Extracted records:
● ● ● ● ● ● ●

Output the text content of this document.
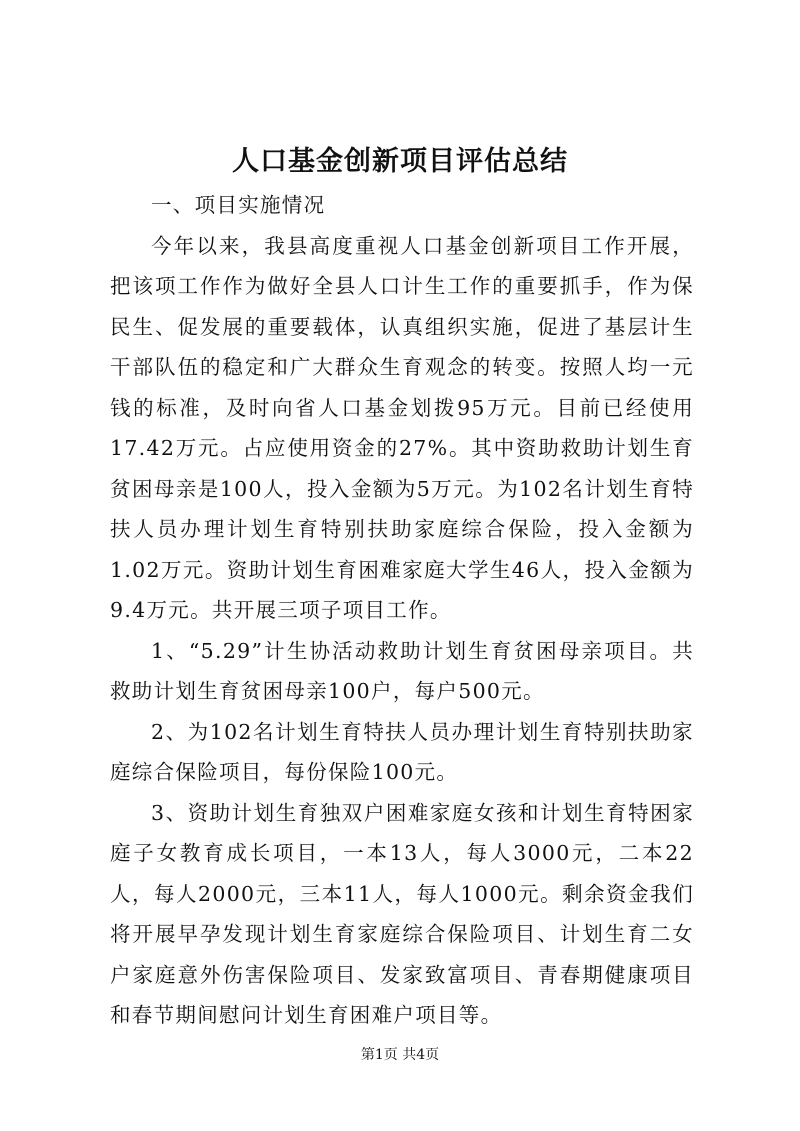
人口基金创新项目评估总结

一、项目实施情况

今年以来，我县高度重视人口基金创新项目工作开展，把该项工作作为做好全县人口计生工作的重要抓手，作为保民生、促发展的重要载体，认真组织实施，促进了基层计生干部队伍的稳定和广大群众生育观念的转变。按照人均一元钱的标准，及时向省人口基金划拨95万元。目前已经使用17.42万元。占应使用资金的27%。其中资助救助计划生育贫困母亲是100人，投入金额为5万元。为102名计划生育特扶人员办理计划生育特别扶助家庭综合保险，投入金额为1.02万元。资助计划生育困难家庭大学生46人，投入金额为9.4万元。共开展三项子项目工作。

1、“5.29”计生协活动救助计划生育贫困母亲项目。共救助计划生育贫困母亲100户，每户500元。

2、为102名计划生育特扶人员办理计划生育特别扶助家庭综合保险项目，每份保险100元。

3、资助计划生育独双户困难家庭女孩和计划生育特困家庭子女教育成长项目，一本13人，每人3000元，二本22人，每人2000元，三本11人，每人1000元。剩余资金我们将开展早孕发现计划生育家庭综合保险项目、计划生育二女户家庭意外伤害保险项目、发家致富项目、青春期健康项目和春节期间慰问计划生育困难户项目等。

第1页 共4页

● ● ● ● ● ● ●

DIRECTION: Set the entries down again exactly. Do not include the images.

REPLY:
Output the text content of this document.
人口基金创新项目评估总结

一、项目实施情况

今年以来，我县高度重视人口基金创新项目工作开展，把该项工作作为做好全县人口计生工作的重要抓手，作为保民生、促发展的重要载体，认真组织实施，促进了基层计生干部队伍的稳定和广大群众生育观念的转变。按照人均一元钱的标准，及时向省人口基金划拨95万元。目前已经使用17.42万元。占应使用资金的27%。其中资助救助计划生育贫困母亲是100人，投入金额为5万元。为102名计划生育特扶人员办理计划生育特别扶助家庭综合保险，投入金额为1.02万元。资助计划生育困难家庭大学生46人，投入金额为9.4万元。共开展三项子项目工作。

1、“5.29”计生协活动救助计划生育贫困母亲项目。共救助计划生育贫困母亲100户，每户500元。

2、为102名计划生育特扶人员办理计划生育特别扶助家庭综合保险项目，每份保险100元。

3、资助计划生育独双户困难家庭女孩和计划生育特困家庭子女教育成长项目，一本13人，每人3000元，二本22人，每人2000元，三本11人，每人1000元。剩余资金我们将开展早孕发现计划生育家庭综合保险项目、计划生育二女户家庭意外伤害保险项目、发家致富项目、青春期健康项目和春节期间慰问计划生育困难户项目等。

第1页 共4页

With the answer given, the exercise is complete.